*Stated goal:*
Narrow the data below down to the lines containing "fdfbdb".

Stored items
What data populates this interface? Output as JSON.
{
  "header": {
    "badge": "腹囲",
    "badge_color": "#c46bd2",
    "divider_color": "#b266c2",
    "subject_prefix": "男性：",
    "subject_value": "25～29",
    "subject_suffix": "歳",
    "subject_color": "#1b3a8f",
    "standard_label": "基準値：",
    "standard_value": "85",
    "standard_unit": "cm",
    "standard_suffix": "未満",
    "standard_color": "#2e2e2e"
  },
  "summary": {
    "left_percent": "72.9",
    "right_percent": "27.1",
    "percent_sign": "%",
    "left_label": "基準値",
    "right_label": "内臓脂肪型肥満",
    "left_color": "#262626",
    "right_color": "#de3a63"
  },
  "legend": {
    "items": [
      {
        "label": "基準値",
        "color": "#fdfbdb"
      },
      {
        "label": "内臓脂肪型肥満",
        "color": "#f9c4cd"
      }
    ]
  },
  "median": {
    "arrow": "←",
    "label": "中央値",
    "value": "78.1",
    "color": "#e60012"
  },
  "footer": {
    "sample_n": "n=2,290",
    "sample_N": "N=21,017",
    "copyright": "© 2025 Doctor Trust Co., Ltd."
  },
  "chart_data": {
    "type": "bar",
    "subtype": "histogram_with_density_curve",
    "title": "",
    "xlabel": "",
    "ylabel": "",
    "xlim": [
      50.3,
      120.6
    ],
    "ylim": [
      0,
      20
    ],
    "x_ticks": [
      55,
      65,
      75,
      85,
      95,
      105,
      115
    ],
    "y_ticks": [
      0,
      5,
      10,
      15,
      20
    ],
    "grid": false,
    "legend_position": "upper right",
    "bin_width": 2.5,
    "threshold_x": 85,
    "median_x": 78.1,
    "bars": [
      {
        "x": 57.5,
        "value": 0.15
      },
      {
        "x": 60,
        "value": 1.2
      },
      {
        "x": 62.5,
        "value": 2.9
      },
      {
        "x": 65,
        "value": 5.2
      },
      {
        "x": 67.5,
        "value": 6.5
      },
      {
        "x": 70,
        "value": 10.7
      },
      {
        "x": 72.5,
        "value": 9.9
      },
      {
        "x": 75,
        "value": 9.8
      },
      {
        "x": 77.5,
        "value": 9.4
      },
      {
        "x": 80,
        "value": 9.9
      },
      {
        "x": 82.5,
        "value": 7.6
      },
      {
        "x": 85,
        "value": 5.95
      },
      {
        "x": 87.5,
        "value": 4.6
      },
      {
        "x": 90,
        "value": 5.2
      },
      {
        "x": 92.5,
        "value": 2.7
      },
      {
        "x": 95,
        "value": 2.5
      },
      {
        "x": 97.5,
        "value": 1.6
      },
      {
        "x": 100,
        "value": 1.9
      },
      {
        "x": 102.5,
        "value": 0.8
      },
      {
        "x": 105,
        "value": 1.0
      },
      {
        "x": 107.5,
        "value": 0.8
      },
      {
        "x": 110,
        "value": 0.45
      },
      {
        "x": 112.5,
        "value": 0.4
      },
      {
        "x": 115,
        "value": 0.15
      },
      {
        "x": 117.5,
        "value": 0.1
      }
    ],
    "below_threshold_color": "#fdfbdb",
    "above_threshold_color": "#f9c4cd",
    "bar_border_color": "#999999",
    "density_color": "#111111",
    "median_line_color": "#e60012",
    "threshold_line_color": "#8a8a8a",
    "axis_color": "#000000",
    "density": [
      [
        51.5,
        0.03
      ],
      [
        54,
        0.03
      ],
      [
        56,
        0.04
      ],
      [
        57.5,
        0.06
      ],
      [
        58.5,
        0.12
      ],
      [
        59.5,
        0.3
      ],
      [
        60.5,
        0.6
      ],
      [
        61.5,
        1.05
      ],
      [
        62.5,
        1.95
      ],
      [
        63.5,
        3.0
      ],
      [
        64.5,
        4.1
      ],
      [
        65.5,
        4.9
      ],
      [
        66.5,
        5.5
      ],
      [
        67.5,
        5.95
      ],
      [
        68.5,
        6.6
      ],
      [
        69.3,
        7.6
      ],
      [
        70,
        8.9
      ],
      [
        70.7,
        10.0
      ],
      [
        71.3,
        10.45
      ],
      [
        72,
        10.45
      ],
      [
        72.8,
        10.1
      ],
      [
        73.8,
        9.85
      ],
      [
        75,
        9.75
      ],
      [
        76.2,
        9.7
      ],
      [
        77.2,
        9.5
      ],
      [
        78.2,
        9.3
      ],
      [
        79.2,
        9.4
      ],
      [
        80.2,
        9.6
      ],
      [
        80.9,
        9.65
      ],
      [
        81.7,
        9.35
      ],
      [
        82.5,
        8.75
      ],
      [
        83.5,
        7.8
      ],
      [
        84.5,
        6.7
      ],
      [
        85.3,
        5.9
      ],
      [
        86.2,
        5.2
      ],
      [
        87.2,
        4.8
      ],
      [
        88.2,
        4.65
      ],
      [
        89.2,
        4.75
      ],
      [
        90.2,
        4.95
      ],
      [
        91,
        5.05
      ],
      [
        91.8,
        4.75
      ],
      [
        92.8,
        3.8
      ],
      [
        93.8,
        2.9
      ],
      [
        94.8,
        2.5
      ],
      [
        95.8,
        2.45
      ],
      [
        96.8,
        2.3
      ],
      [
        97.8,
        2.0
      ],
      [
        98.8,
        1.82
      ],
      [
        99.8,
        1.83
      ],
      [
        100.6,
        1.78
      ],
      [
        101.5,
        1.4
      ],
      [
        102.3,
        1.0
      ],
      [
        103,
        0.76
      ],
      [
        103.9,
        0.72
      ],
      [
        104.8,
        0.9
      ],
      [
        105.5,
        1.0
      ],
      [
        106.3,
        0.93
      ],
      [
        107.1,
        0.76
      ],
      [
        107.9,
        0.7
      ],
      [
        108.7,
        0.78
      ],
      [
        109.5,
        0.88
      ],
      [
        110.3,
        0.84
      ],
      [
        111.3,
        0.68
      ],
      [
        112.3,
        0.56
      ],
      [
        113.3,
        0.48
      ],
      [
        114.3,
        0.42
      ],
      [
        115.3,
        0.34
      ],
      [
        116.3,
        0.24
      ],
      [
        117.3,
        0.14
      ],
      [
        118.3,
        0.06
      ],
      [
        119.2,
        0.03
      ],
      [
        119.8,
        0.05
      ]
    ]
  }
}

*Worked solution:*
        "color": "#fdfbdb"
    "below_threshold_color": "#fdfbdb",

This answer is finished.